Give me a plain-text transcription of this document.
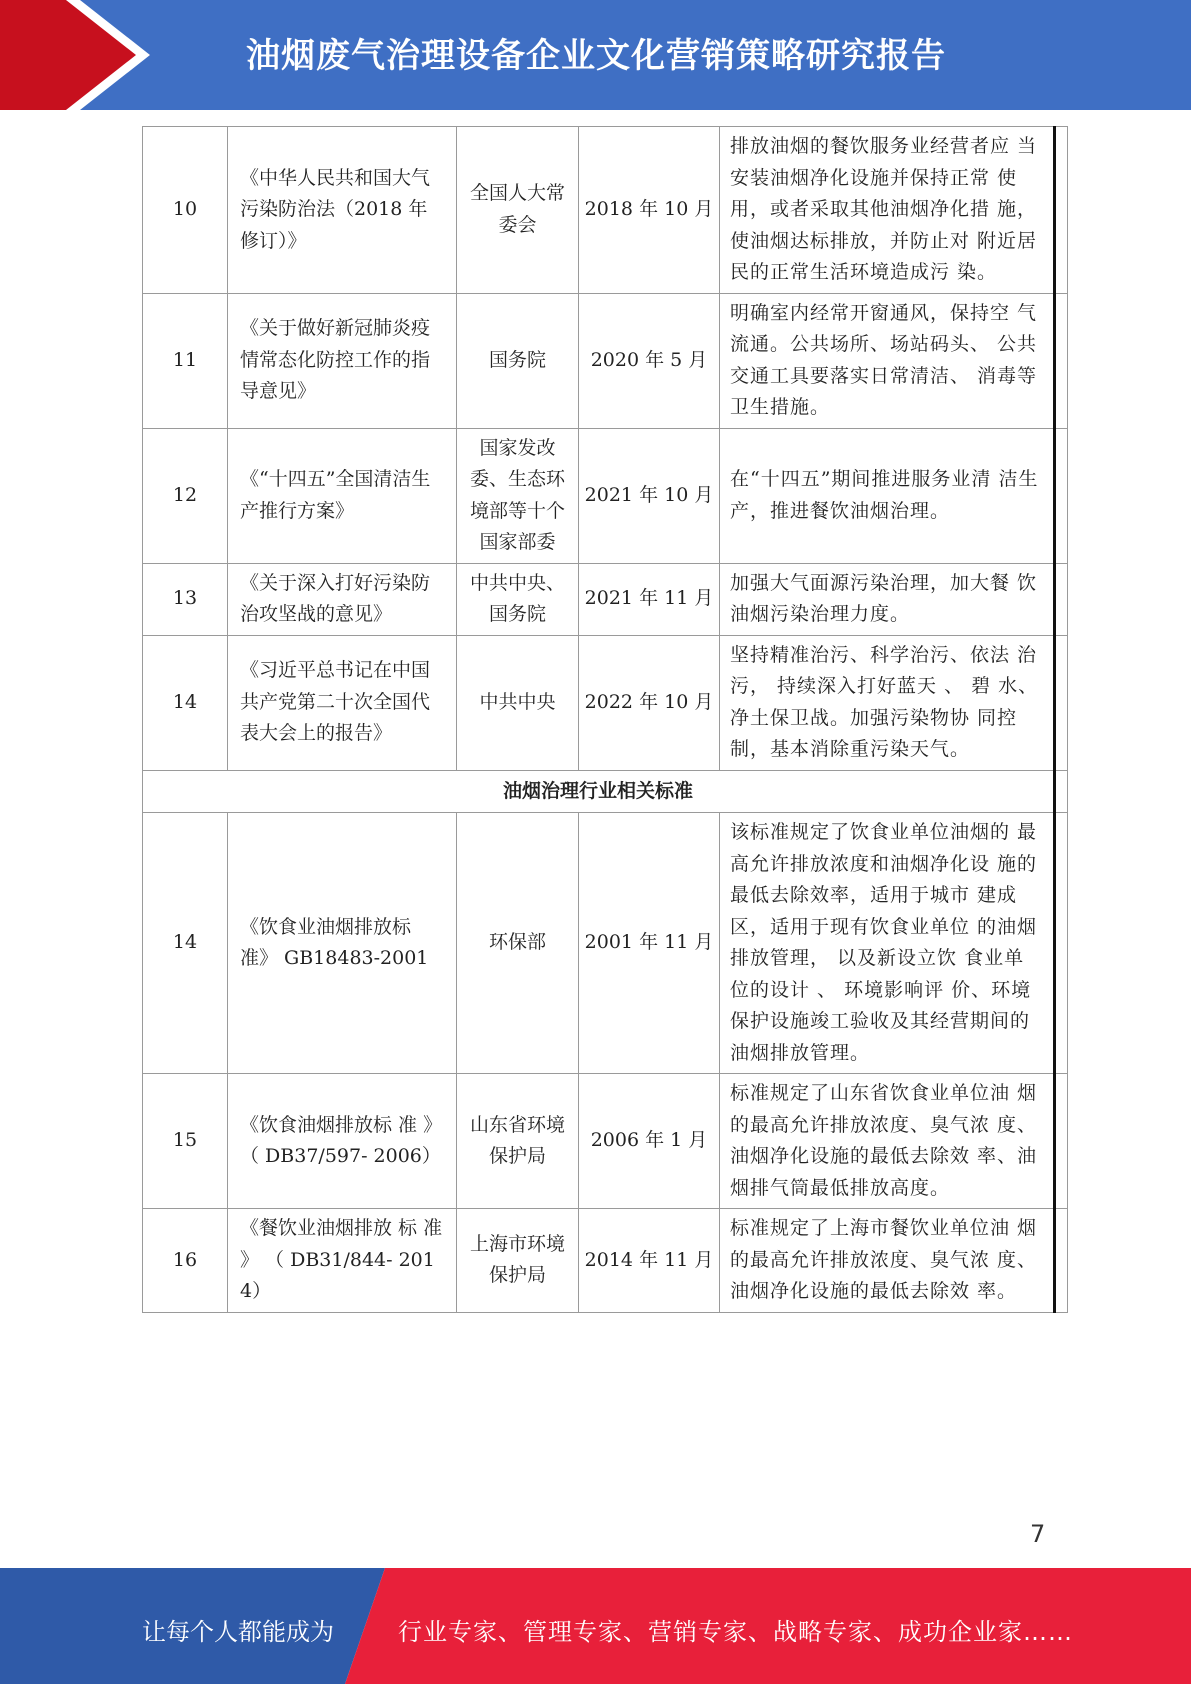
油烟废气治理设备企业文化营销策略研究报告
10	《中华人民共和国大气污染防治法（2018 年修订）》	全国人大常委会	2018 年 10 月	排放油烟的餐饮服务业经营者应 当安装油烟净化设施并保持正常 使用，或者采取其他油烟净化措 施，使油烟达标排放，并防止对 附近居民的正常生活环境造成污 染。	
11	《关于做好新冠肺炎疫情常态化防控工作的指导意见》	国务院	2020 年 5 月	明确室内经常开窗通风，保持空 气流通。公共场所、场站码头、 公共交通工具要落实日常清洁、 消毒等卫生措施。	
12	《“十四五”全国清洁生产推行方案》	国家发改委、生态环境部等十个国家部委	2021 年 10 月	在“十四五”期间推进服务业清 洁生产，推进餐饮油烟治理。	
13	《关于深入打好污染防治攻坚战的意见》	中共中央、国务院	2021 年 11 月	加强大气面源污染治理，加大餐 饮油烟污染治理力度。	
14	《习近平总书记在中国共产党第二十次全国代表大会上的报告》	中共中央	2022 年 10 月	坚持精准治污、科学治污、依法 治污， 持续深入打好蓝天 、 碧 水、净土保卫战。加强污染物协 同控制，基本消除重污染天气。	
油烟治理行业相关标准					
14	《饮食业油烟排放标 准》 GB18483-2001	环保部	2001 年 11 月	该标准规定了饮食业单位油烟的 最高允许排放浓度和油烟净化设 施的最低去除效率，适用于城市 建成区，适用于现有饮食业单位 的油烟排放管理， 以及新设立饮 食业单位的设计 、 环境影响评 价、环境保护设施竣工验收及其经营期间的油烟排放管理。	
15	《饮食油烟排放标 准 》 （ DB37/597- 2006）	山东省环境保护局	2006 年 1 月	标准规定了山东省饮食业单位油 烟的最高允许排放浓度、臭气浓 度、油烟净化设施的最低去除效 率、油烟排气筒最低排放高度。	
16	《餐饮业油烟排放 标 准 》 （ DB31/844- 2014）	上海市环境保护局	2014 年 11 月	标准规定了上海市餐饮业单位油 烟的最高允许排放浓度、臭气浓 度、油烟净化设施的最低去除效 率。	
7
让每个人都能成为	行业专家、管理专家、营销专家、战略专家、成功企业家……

--*--

# DIRECTIONS FOR THIS TASK
Indicate how many lines of the material contain the string "烟的最高允许排放浓度", giving the number and nothing more.

# WRITTEN REPLY
2